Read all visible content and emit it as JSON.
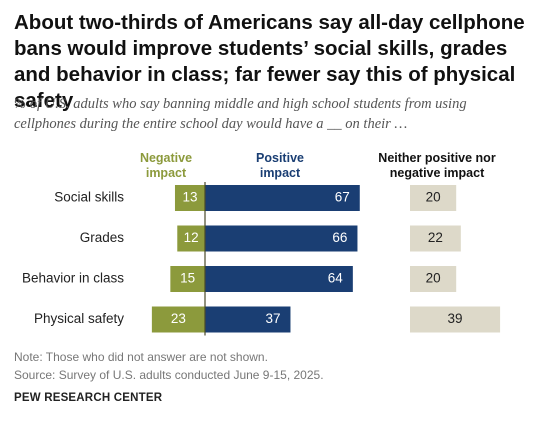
{
  "title": "About two-thirds of Americans say all-day cellphone bans would improve students’ social skills, grades and behavior in class; far fewer say this of physical safety",
  "subtitle": "% of U.S. adults who say banning middle and high school students from using cellphones during the entire school day would have a __ on their …",
  "colors": {
    "negative": "#8c9a3c",
    "positive": "#1a3e73",
    "neither": "#ddd9c9",
    "divider": "#4a4a2a"
  },
  "chart_data": {
    "type": "bar",
    "categories": [
      "Social skills",
      "Grades",
      "Behavior in class",
      "Physical safety"
    ],
    "series": [
      {
        "name": "Negative impact",
        "values": [
          13,
          12,
          15,
          23
        ]
      },
      {
        "name": "Positive impact",
        "values": [
          67,
          66,
          64,
          37
        ]
      },
      {
        "name": "Neither positive nor negative impact",
        "values": [
          20,
          22,
          20,
          39
        ]
      }
    ]
  },
  "note": "Note: Those who did not answer are not shown.",
  "source": "Source: Survey of U.S. adults conducted June 9-15, 2025.",
  "brand": "PEW RESEARCH CENTER"
}
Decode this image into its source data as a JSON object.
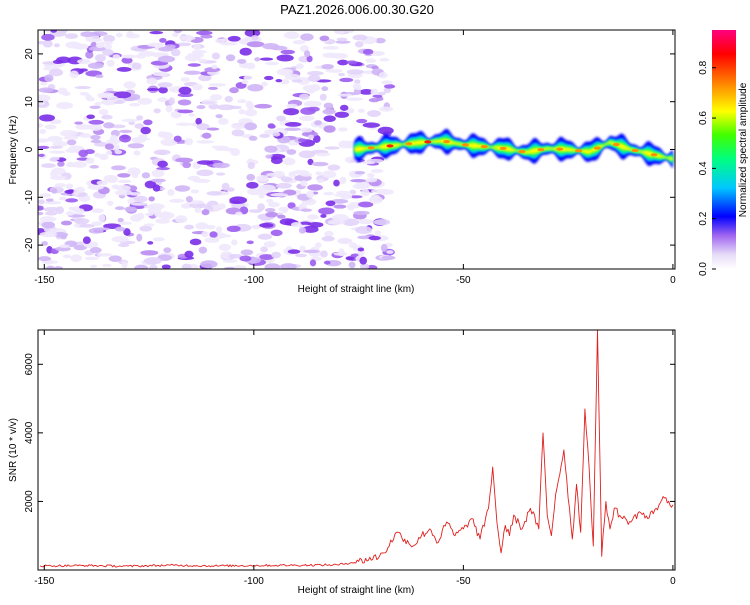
{
  "title": "PAZ1.2026.006.00.30.G20",
  "chart_data": [
    {
      "type": "heatmap",
      "xlabel": "Height of straight line (km)",
      "ylabel": "Frequency (Hz)",
      "xlim": [
        -151.5,
        0.5
      ],
      "ylim": [
        -25,
        25
      ],
      "xticks": [
        -150,
        -100,
        -50,
        0
      ],
      "yticks": [
        -20,
        -10,
        0,
        10,
        20
      ],
      "colorbar": {
        "label": "Normalized spectral amplitude",
        "range": [
          0,
          0.95
        ],
        "ticks": [
          0.0,
          0.2,
          0.4,
          0.6,
          0.8
        ],
        "tick_labels": [
          "0.0",
          "0.2",
          "0.4",
          "0.6",
          "0.8"
        ],
        "colors": [
          "#ffffff",
          "#d8c8f4",
          "#8e44ef",
          "#0000ff",
          "#00ffff",
          "#00ff00",
          "#ffff00",
          "#ff8000",
          "#ff0000",
          "#ff0080"
        ]
      },
      "signal_track": {
        "x": [
          -76,
          -70,
          -65,
          -60,
          -55,
          -50,
          -45,
          -40,
          -35,
          -30,
          -25,
          -20,
          -15,
          -10,
          -5,
          0
        ],
        "y": [
          0,
          0.5,
          1,
          1.5,
          1.8,
          1,
          0.6,
          0.2,
          -0.6,
          0.2,
          0,
          -0.5,
          1.5,
          0,
          -1,
          -2
        ]
      }
    },
    {
      "type": "line",
      "xlabel": "Height of straight line (km)",
      "ylabel": "SNR (10 * v/v)",
      "xlim": [
        -151.5,
        0.5
      ],
      "ylim": [
        0,
        7000
      ],
      "xticks": [
        -150,
        -100,
        -50,
        0
      ],
      "yticks": [
        2000,
        4000,
        6000
      ],
      "series": [
        {
          "color": "#e0201e",
          "x": [
            -151,
            -140,
            -130,
            -120,
            -110,
            -100,
            -90,
            -80,
            -75,
            -70,
            -68,
            -66,
            -64,
            -62,
            -60,
            -58,
            -56,
            -54,
            -52,
            -50,
            -48,
            -46,
            -44,
            -43,
            -42,
            -41,
            -40,
            -39,
            -38,
            -36,
            -34,
            -32,
            -31,
            -30,
            -29,
            -28,
            -26,
            -24,
            -23,
            -22,
            -21,
            -20,
            -19,
            -18,
            -17,
            -16,
            -15,
            -14,
            -12,
            -10,
            -8,
            -6,
            -4,
            -2,
            0
          ],
          "y": [
            120,
            130,
            110,
            140,
            120,
            130,
            140,
            150,
            250,
            400,
            650,
            1100,
            900,
            700,
            1000,
            1200,
            800,
            1400,
            1000,
            1200,
            1500,
            900,
            1800,
            3000,
            1400,
            500,
            1300,
            1000,
            1600,
            1200,
            1800,
            1200,
            4000,
            1600,
            1000,
            2200,
            3500,
            900,
            2500,
            1100,
            4700,
            3000,
            700,
            7000,
            400,
            2000,
            1200,
            1800,
            1500,
            1400,
            1700,
            1500,
            1800,
            2100,
            1900
          ]
        }
      ]
    }
  ]
}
====
▸ **Set task**: Reproduce the entries exactly. Do not carry over any picture.

▸ **Response to this exercise**:
Read all visible content and emit it as JSON.
{
  "title": "About two-thirds of Americans say all-day cellphone bans would improve students’ social skills, grades and behavior in class; far fewer say this of physical safety",
  "subtitle": "% of U.S. adults who say banning middle and high school students from using cellphones during the entire school day would have a __ on their …",
  "colors": {
    "negative": "#8c9a3c",
    "positive": "#1a3e73",
    "neither": "#ddd9c9",
    "divider": "#4a4a2a"
  },
  "chart_data": {
    "type": "bar",
    "categories": [
      "Social skills",
      "Grades",
      "Behavior in class",
      "Physical safety"
    ],
    "series": [
      {
        "name": "Negative impact",
        "values": [
          13,
          12,
          15,
          23
        ]
      },
      {
        "name": "Positive impact",
        "values": [
          67,
          66,
          64,
          37
        ]
      },
      {
        "name": "Neither positive nor negative impact",
        "values": [
          20,
          22,
          20,
          39
        ]
      }
    ]
  },
  "note": "Note: Those who did not answer are not shown.",
  "source": "Source: Survey of U.S. adults conducted June 9-15, 2025.",
  "brand": "PEW RESEARCH CENTER"
}
Decode this image into its source data as a JSON object.
{
  "title": "PAZ1.2026.006.00.30.G20",
  "chart_data": [
    {
      "type": "heatmap",
      "xlabel": "Height of straight line (km)",
      "ylabel": "Frequency (Hz)",
      "xlim": [
        -151.5,
        0.5
      ],
      "ylim": [
        -25,
        25
      ],
      "xticks": [
        -150,
        -100,
        -50,
        0
      ],
      "yticks": [
        -20,
        -10,
        0,
        10,
        20
      ],
      "colorbar": {
        "label": "Normalized spectral amplitude",
        "range": [
          0,
          0.95
        ],
        "ticks": [
          0.0,
          0.2,
          0.4,
          0.6,
          0.8
        ],
        "tick_labels": [
          "0.0",
          "0.2",
          "0.4",
          "0.6",
          "0.8"
        ],
        "colors": [
          "#ffffff",
          "#d8c8f4",
          "#8e44ef",
          "#0000ff",
          "#00ffff",
          "#00ff00",
          "#ffff00",
          "#ff8000",
          "#ff0000",
          "#ff0080"
        ]
      },
      "signal_track": {
        "x": [
          -76,
          -70,
          -65,
          -60,
          -55,
          -50,
          -45,
          -40,
          -35,
          -30,
          -25,
          -20,
          -15,
          -10,
          -5,
          0
        ],
        "y": [
          0,
          0.5,
          1,
          1.5,
          1.8,
          1,
          0.6,
          0.2,
          -0.6,
          0.2,
          0,
          -0.5,
          1.5,
          0,
          -1,
          -2
        ]
      }
    },
    {
      "type": "line",
      "xlabel": "Height of straight line (km)",
      "ylabel": "SNR (10 * v/v)",
      "xlim": [
        -151.5,
        0.5
      ],
      "ylim": [
        0,
        7000
      ],
      "xticks": [
        -150,
        -100,
        -50,
        0
      ],
      "yticks": [
        2000,
        4000,
        6000
      ],
      "series": [
        {
          "color": "#e0201e",
          "x": [
            -151,
            -140,
            -130,
            -120,
            -110,
            -100,
            -90,
            -80,
            -75,
            -70,
            -68,
            -66,
            -64,
            -62,
            -60,
            -58,
            -56,
            -54,
            -52,
            -50,
            -48,
            -46,
            -44,
            -43,
            -42,
            -41,
            -40,
            -39,
            -38,
            -36,
            -34,
            -32,
            -31,
            -30,
            -29,
            -28,
            -26,
            -24,
            -23,
            -22,
            -21,
            -20,
            -19,
            -18,
            -17,
            -16,
            -15,
            -14,
            -12,
            -10,
            -8,
            -6,
            -4,
            -2,
            0
          ],
          "y": [
            120,
            130,
            110,
            140,
            120,
            130,
            140,
            150,
            250,
            400,
            650,
            1100,
            900,
            700,
            1000,
            1200,
            800,
            1400,
            1000,
            1200,
            1500,
            900,
            1800,
            3000,
            1400,
            500,
            1300,
            1000,
            1600,
            1200,
            1800,
            1200,
            4000,
            1600,
            1000,
            2200,
            3500,
            900,
            2500,
            1100,
            4700,
            3000,
            700,
            7000,
            400,
            2000,
            1200,
            1800,
            1500,
            1400,
            1700,
            1500,
            1800,
            2100,
            1900
          ]
        }
      ]
    }
  ]
}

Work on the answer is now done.